Check each line for the string "confession" and give only the count of lines that have it.

::::::

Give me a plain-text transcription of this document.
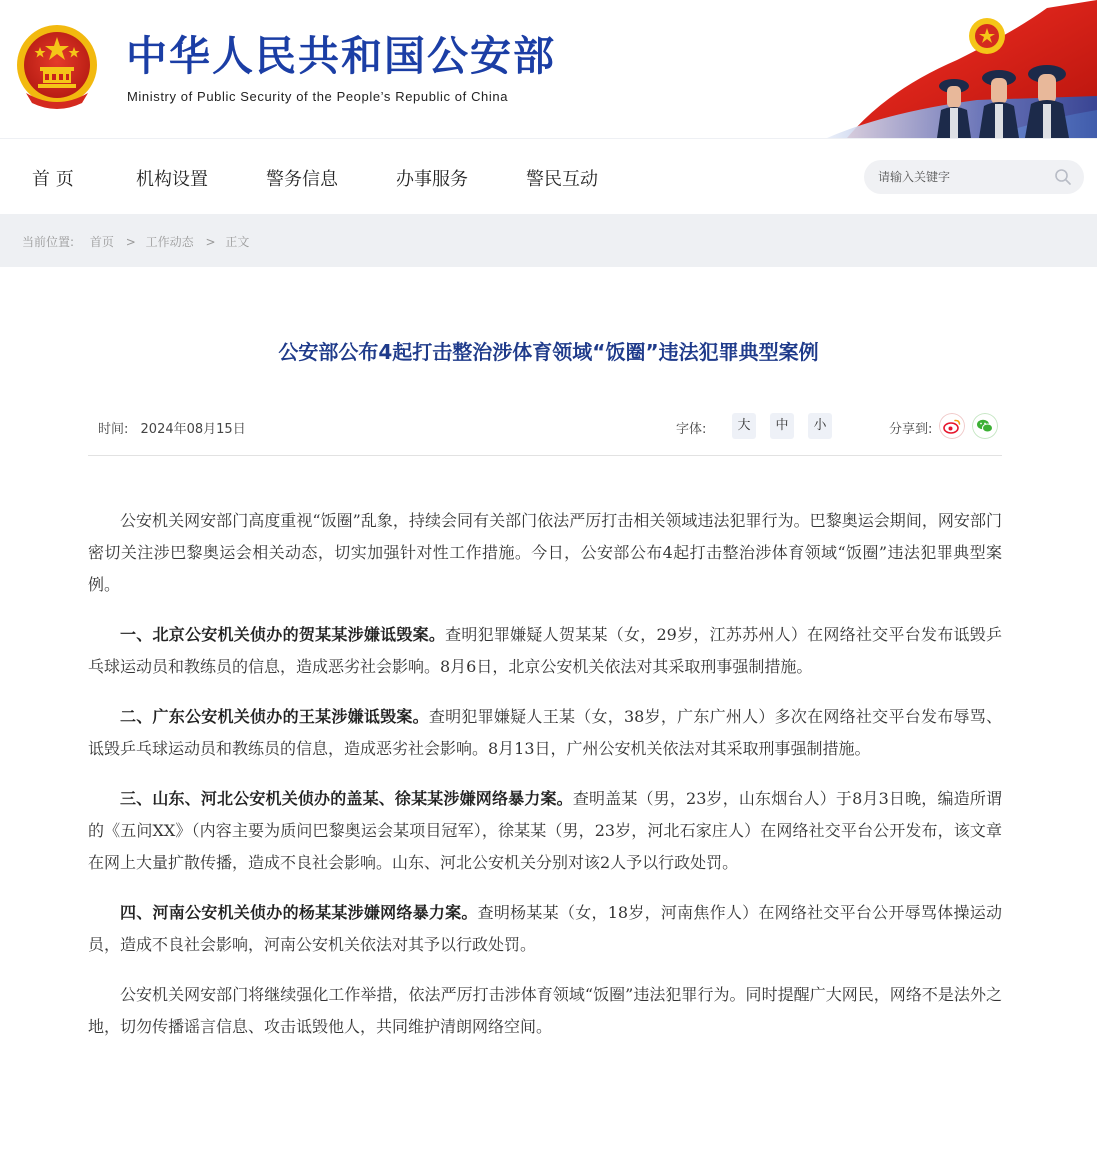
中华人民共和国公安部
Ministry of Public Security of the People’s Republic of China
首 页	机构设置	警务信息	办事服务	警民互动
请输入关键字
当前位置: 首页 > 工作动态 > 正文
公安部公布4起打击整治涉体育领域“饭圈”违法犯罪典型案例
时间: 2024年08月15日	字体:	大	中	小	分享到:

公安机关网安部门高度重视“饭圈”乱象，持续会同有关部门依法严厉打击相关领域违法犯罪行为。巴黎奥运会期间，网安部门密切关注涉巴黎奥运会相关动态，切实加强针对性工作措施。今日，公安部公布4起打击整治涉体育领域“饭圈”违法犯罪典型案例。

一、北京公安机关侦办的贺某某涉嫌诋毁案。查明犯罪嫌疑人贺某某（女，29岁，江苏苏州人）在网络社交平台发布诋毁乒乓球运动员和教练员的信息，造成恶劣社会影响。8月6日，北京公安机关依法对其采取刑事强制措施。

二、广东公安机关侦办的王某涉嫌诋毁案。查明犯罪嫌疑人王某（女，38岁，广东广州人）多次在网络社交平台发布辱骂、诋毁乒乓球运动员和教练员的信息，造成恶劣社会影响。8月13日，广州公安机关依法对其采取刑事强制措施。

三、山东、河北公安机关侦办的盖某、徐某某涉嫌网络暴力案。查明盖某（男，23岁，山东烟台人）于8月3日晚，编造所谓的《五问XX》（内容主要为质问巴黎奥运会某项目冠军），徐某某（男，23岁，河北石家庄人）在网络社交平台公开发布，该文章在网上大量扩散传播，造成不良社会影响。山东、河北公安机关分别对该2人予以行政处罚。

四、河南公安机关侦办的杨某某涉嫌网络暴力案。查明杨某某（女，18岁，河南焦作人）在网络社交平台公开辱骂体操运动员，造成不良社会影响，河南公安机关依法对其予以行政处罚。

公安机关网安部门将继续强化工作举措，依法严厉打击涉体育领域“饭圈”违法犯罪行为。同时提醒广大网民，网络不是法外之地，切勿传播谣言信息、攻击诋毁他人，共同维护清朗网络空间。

::::::

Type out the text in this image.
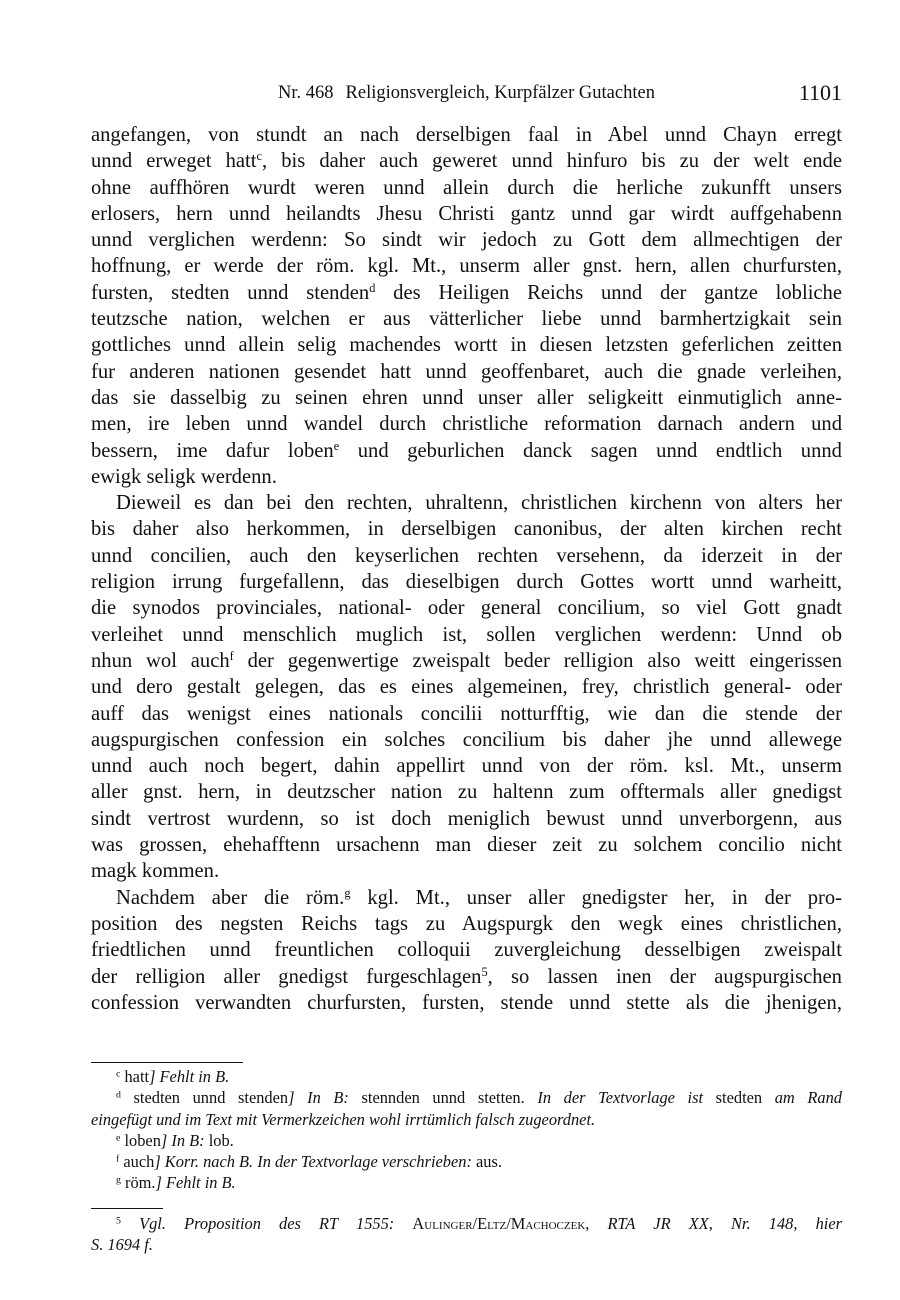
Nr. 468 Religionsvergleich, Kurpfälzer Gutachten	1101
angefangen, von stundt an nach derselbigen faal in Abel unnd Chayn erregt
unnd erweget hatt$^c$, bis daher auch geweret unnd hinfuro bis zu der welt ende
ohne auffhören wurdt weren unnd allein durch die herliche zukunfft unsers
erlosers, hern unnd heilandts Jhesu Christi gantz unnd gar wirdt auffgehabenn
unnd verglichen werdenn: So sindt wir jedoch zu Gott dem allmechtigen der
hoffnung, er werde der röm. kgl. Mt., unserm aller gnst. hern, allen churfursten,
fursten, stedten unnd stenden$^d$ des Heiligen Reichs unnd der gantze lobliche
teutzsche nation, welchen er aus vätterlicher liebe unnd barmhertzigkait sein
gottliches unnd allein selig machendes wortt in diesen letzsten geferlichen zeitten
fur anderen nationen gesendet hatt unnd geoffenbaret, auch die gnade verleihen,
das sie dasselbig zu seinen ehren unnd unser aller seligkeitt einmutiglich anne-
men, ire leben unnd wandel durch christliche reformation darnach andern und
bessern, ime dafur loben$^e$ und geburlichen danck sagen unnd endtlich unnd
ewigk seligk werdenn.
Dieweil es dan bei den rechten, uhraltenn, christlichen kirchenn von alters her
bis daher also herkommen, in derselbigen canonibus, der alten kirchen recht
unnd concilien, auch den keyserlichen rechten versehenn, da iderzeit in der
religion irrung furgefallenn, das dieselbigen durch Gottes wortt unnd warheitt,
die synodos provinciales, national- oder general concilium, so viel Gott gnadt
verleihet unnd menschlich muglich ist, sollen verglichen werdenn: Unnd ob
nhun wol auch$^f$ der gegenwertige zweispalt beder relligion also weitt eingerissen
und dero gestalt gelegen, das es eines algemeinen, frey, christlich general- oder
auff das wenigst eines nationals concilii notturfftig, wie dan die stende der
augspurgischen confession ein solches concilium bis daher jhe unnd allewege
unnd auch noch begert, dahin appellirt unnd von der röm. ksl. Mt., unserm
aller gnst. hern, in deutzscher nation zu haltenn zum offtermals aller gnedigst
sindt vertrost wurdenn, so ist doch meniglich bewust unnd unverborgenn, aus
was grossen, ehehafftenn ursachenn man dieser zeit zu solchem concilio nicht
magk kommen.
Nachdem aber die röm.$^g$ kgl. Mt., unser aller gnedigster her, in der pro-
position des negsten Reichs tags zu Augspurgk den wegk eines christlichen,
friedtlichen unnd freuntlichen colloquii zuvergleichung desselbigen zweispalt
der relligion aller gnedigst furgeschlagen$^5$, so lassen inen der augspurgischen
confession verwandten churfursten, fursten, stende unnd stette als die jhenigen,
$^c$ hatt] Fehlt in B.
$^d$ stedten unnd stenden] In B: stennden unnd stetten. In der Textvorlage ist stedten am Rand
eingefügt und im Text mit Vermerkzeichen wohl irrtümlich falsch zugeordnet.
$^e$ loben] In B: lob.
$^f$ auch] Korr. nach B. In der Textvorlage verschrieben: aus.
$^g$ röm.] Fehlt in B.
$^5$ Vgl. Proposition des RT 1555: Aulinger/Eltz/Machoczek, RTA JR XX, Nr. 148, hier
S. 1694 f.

::::::

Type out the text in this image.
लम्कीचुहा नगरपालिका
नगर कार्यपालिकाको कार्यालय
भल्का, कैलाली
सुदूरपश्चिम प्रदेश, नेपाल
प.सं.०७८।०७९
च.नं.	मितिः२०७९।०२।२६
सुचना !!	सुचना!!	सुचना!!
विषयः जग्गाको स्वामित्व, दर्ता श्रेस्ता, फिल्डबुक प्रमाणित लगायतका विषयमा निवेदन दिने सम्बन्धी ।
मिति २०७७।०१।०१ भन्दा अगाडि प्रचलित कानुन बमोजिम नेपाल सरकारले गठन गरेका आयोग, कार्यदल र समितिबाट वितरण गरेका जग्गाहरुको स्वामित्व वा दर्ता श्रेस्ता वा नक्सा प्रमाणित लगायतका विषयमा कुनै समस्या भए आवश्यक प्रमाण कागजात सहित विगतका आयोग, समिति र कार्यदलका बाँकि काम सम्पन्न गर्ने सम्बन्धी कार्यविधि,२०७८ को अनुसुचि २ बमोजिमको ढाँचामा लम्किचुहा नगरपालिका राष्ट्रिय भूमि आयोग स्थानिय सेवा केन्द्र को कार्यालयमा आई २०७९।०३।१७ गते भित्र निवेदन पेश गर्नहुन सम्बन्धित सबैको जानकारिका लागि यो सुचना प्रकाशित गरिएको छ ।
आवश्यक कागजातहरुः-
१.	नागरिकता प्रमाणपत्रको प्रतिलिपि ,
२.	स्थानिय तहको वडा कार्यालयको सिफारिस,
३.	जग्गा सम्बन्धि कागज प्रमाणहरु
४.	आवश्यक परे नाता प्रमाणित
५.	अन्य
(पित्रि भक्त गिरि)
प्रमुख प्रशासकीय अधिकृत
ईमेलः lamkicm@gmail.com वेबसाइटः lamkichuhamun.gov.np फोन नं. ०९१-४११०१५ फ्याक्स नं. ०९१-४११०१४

::::::

= FINAL RESULT =
2